_Data entries for graphics_
——

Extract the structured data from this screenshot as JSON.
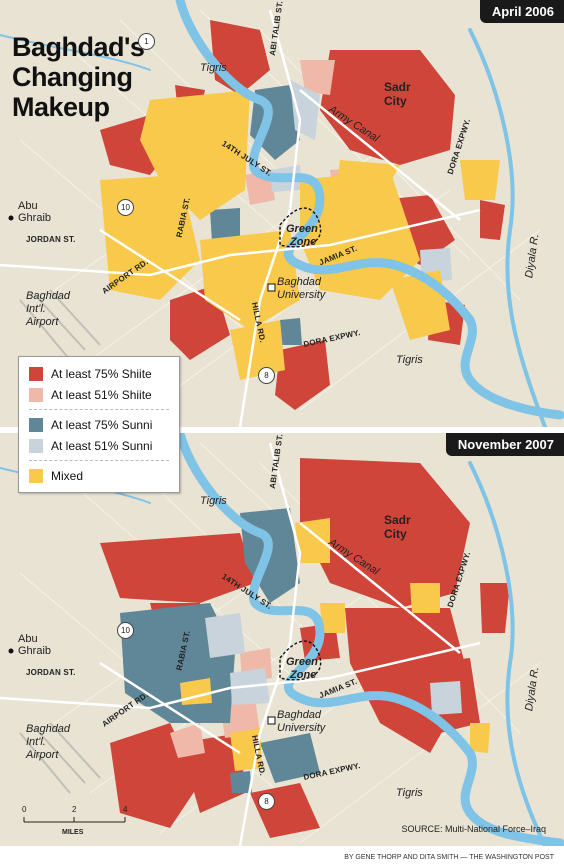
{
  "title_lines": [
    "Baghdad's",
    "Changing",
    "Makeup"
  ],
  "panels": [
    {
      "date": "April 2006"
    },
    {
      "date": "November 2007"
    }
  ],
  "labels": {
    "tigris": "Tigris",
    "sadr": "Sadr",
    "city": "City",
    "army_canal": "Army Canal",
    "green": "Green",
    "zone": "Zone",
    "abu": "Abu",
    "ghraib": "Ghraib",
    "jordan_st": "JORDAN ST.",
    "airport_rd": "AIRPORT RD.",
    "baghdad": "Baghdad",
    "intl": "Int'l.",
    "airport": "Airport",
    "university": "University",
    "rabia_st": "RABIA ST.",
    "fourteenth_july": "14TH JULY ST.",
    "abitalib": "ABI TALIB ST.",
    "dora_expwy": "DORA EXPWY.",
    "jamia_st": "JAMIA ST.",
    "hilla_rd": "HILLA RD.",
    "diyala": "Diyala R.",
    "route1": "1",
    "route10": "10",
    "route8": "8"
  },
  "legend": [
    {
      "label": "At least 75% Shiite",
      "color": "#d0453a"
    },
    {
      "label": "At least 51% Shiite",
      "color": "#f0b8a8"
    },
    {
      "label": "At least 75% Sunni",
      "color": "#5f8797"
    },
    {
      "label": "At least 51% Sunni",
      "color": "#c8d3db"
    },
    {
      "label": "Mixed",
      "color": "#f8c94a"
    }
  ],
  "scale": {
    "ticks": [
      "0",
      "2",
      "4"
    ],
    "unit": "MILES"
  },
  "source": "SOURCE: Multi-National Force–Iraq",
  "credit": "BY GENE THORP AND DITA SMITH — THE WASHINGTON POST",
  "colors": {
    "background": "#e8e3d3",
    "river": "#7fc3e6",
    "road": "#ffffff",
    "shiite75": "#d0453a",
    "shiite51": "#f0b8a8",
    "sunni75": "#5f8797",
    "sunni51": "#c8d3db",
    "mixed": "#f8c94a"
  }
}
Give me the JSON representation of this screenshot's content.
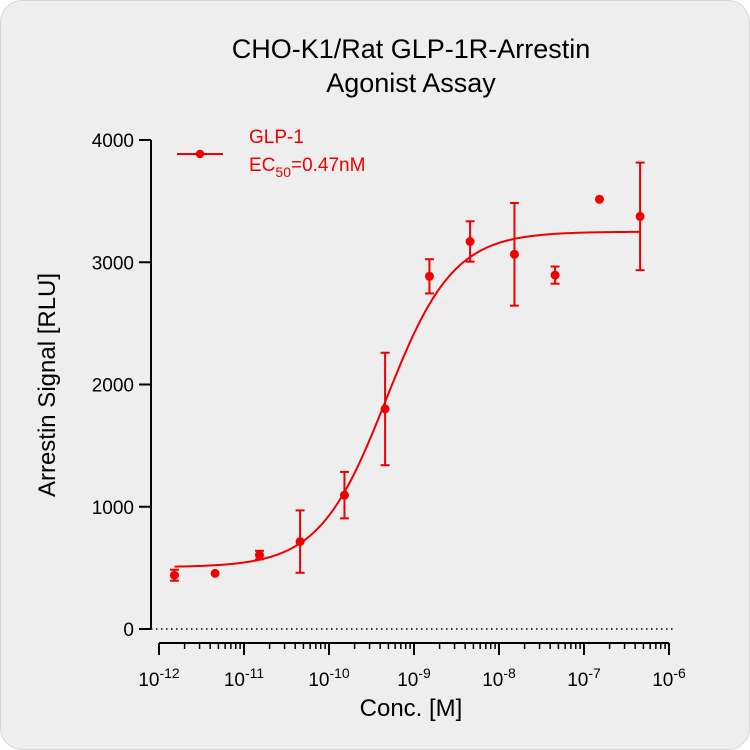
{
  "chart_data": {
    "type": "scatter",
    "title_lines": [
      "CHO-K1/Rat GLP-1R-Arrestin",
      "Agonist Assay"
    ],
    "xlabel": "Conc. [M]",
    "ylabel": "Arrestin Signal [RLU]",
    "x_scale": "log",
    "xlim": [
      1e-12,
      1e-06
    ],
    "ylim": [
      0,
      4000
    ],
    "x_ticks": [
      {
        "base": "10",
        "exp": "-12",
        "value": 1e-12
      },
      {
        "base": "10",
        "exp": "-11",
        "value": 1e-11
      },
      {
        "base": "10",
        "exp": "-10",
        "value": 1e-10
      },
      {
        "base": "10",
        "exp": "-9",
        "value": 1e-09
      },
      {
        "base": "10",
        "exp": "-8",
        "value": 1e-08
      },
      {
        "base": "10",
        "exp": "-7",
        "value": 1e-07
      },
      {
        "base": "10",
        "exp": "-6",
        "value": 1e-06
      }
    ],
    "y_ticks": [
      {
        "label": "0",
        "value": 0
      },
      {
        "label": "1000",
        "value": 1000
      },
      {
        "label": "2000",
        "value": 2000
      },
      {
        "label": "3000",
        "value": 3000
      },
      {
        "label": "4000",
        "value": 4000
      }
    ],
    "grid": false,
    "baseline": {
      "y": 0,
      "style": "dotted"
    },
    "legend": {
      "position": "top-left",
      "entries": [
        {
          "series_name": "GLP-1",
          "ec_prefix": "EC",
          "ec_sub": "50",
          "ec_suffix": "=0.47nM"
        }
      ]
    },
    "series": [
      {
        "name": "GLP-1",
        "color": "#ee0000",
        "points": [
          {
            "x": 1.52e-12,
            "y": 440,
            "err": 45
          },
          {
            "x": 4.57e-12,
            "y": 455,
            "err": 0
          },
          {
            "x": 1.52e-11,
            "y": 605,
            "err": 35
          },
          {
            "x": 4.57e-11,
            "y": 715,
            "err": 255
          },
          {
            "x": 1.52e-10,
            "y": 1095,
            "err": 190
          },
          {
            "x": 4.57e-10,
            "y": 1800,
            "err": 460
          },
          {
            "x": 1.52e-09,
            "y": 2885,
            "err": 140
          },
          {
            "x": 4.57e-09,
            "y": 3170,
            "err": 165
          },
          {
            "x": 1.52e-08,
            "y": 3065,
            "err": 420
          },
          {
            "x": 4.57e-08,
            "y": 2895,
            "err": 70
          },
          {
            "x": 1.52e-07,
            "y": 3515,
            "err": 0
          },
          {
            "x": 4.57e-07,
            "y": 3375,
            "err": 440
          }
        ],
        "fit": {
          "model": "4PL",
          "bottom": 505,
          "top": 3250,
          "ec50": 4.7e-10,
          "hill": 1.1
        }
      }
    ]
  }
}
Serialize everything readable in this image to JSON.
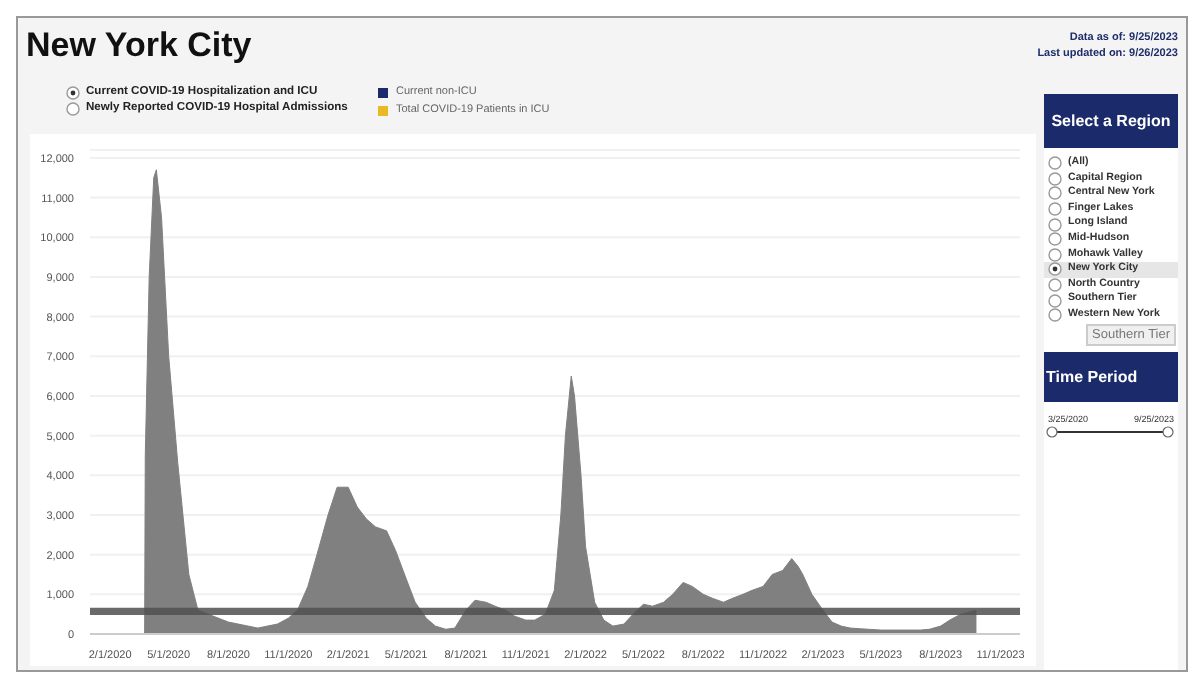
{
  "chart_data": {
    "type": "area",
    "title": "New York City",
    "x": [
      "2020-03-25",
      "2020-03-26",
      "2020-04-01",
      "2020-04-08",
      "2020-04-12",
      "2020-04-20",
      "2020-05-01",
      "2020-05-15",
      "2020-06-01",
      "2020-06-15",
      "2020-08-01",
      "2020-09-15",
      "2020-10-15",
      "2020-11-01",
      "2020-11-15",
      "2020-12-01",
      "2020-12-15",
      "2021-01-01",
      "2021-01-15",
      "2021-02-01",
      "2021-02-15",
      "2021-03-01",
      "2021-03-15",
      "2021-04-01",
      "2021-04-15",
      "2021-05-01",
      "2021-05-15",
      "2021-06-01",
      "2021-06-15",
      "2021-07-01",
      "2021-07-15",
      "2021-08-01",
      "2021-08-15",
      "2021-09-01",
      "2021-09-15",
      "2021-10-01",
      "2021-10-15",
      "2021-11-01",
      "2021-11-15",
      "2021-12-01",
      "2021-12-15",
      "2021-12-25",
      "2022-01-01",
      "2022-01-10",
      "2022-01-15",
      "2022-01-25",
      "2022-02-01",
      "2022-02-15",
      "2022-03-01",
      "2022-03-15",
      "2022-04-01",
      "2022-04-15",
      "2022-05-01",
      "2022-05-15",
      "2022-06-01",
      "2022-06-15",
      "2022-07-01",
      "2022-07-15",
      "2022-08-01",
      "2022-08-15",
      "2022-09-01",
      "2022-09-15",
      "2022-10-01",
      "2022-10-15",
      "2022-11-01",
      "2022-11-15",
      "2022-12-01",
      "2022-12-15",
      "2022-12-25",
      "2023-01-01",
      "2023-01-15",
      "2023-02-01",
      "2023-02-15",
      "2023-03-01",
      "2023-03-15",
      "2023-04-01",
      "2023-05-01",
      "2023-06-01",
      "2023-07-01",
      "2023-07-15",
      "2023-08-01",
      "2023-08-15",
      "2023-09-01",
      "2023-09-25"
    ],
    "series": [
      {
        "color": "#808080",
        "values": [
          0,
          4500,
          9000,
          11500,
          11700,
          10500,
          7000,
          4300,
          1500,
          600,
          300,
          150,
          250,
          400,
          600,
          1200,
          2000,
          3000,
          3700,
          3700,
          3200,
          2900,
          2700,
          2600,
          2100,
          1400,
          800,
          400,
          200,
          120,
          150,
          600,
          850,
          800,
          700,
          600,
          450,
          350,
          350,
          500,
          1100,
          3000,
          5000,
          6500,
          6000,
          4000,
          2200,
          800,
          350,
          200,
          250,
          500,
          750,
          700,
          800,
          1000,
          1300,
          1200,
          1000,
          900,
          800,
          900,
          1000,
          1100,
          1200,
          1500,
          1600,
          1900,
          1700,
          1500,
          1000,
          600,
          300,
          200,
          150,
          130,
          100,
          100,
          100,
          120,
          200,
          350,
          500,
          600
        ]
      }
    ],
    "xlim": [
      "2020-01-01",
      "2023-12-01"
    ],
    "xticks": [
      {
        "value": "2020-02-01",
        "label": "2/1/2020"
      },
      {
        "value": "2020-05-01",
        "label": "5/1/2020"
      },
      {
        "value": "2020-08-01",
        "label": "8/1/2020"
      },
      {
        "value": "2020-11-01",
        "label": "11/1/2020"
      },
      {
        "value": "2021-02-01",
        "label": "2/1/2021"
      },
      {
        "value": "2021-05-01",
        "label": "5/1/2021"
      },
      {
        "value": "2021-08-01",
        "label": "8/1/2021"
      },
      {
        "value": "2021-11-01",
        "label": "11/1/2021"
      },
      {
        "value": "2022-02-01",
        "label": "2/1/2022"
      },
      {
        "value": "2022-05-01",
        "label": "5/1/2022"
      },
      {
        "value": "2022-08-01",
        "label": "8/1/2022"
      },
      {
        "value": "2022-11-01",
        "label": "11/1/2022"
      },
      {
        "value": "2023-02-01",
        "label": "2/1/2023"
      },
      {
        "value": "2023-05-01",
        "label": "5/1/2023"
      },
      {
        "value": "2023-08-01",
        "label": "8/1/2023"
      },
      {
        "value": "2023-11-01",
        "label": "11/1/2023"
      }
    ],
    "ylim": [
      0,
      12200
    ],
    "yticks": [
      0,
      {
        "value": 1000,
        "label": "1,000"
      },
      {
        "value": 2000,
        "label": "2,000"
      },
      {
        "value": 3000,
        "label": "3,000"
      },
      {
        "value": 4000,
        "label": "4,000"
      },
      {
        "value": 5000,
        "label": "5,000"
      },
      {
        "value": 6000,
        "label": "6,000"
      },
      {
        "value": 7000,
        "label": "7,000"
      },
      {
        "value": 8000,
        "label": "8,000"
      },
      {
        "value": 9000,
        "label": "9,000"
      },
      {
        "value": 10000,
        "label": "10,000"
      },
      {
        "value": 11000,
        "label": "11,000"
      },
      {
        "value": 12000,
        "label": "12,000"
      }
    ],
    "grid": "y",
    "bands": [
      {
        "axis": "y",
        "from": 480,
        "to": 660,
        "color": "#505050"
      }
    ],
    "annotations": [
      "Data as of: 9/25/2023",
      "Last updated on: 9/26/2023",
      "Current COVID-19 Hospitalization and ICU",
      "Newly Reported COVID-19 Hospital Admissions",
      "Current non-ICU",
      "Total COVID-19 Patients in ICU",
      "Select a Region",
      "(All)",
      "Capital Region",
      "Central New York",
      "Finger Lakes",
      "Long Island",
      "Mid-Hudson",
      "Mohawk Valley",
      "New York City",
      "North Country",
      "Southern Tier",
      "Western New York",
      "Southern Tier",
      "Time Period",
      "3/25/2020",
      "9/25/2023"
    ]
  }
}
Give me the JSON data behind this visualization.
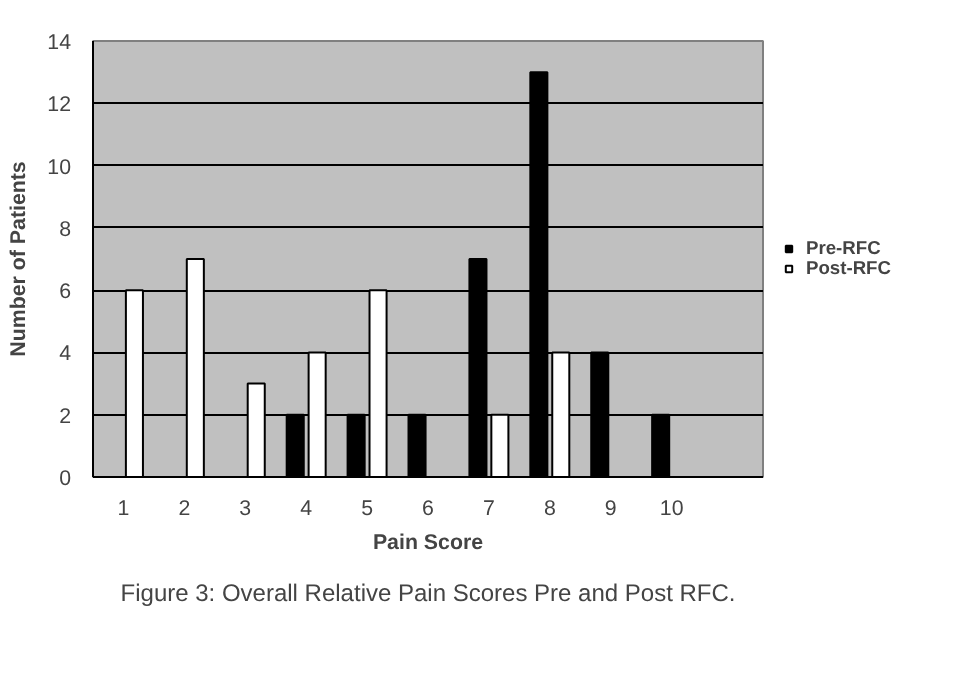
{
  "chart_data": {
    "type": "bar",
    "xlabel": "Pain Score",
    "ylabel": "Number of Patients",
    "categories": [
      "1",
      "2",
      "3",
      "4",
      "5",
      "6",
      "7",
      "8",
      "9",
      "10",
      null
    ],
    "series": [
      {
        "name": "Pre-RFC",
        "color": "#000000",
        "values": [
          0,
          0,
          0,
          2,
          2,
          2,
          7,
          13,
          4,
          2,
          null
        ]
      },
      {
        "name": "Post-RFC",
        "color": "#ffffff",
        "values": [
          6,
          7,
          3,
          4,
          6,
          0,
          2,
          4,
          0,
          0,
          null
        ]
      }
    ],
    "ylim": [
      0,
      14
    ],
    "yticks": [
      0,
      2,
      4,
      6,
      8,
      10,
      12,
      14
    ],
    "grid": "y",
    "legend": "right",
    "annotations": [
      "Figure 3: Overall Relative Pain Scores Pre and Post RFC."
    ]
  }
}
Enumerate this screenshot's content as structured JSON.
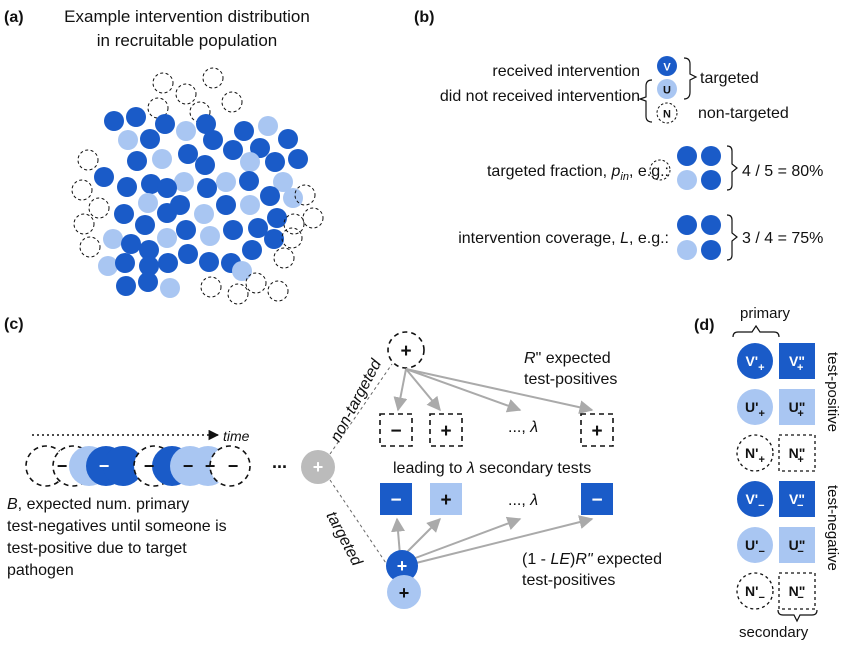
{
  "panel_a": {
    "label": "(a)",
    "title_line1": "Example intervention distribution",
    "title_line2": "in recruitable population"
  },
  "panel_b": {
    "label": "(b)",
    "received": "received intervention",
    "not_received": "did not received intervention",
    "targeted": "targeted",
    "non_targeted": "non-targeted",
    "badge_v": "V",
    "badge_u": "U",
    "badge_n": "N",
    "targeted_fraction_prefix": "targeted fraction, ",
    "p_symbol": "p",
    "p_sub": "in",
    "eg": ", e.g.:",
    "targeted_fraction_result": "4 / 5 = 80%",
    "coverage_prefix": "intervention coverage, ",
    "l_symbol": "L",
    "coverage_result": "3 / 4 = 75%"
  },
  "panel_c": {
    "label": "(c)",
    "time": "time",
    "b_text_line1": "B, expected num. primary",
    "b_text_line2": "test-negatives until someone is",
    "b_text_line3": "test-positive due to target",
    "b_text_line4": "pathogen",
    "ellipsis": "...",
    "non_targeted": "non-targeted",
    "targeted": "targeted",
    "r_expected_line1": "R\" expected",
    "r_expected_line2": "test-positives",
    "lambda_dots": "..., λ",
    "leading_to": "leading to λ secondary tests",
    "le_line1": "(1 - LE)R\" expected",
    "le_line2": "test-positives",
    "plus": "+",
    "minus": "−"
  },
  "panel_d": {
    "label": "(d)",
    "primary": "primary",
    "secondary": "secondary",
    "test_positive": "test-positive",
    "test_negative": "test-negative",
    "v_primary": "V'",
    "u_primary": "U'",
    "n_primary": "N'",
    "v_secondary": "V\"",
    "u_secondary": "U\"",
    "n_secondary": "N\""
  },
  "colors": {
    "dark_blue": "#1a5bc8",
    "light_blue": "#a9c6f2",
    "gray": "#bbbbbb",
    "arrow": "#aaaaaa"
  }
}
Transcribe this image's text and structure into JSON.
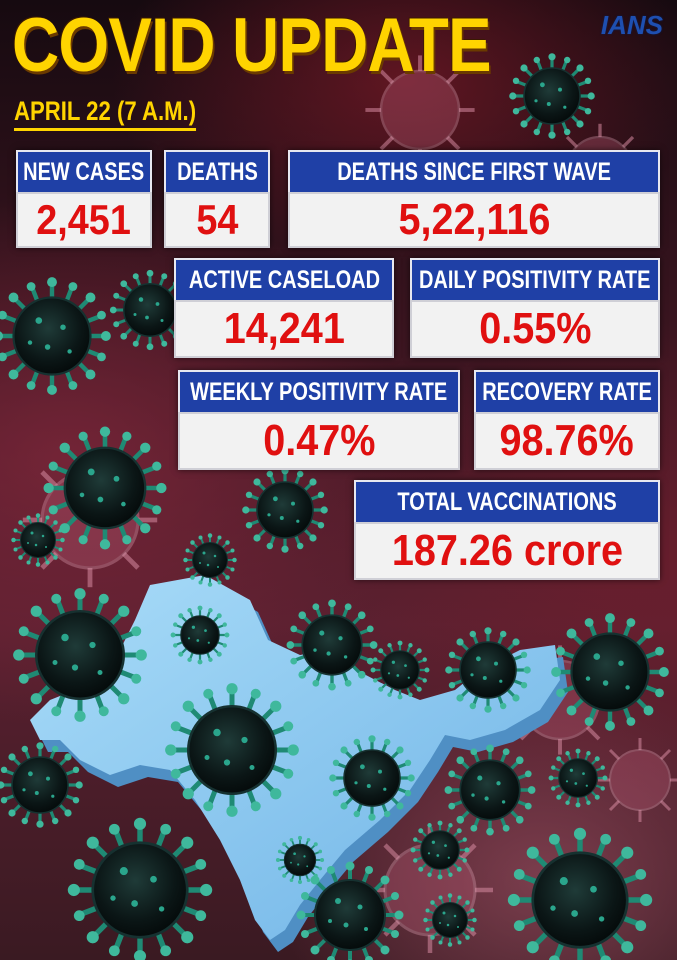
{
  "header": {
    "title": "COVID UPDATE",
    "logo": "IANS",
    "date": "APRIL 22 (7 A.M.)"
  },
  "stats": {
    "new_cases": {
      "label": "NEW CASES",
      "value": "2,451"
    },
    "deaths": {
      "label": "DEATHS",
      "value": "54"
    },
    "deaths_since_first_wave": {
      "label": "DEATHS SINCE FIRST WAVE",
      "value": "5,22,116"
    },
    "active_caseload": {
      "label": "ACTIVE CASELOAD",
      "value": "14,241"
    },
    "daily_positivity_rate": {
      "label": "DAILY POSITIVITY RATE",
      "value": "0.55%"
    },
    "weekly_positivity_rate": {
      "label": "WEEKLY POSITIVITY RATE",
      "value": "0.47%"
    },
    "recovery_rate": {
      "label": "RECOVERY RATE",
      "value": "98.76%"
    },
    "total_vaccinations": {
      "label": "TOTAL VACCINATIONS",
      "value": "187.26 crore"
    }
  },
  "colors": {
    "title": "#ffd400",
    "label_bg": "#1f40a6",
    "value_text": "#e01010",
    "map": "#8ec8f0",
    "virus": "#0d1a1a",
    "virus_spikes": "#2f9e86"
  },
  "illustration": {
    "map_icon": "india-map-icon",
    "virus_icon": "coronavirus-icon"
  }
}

——

_Assignment_
Find all the lines with "Give" in the data and copy them.

_Output for this task_
Give me the JSON representation of this screenshot's content.
Give me the JSON data behind this visualization.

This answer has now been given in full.